*** DATA SECTION Section Begins ***

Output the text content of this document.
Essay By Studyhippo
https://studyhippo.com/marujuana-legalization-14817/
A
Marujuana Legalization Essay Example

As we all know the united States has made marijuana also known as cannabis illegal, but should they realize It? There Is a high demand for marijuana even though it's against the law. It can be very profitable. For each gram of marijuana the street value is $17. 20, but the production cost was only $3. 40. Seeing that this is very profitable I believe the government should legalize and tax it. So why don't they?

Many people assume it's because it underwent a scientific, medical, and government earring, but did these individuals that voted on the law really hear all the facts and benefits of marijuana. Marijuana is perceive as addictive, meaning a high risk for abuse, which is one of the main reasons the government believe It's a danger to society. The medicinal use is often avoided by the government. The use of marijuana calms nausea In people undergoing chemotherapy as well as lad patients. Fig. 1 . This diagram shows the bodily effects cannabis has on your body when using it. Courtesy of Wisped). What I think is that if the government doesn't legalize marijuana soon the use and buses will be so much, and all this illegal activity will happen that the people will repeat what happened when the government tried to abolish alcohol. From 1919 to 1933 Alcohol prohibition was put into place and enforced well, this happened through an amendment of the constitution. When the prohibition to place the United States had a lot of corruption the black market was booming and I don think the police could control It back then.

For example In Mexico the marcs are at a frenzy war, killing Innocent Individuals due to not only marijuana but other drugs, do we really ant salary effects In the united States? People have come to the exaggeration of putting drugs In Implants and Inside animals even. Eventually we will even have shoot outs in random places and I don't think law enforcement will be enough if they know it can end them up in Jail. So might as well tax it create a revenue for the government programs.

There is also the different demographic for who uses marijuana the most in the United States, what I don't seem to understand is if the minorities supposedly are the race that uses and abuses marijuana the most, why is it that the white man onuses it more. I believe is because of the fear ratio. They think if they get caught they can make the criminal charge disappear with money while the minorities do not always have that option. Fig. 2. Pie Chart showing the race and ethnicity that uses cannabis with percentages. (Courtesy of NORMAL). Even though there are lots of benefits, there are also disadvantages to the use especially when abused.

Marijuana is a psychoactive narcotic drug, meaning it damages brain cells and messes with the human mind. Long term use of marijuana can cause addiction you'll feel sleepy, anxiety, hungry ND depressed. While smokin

*** DATA SECTION Section Ends ***

## AIM OF THE TASK
Return solely the count of lines in the data above in which the word "Essay" occurs.

## WRITTEN REPLY
2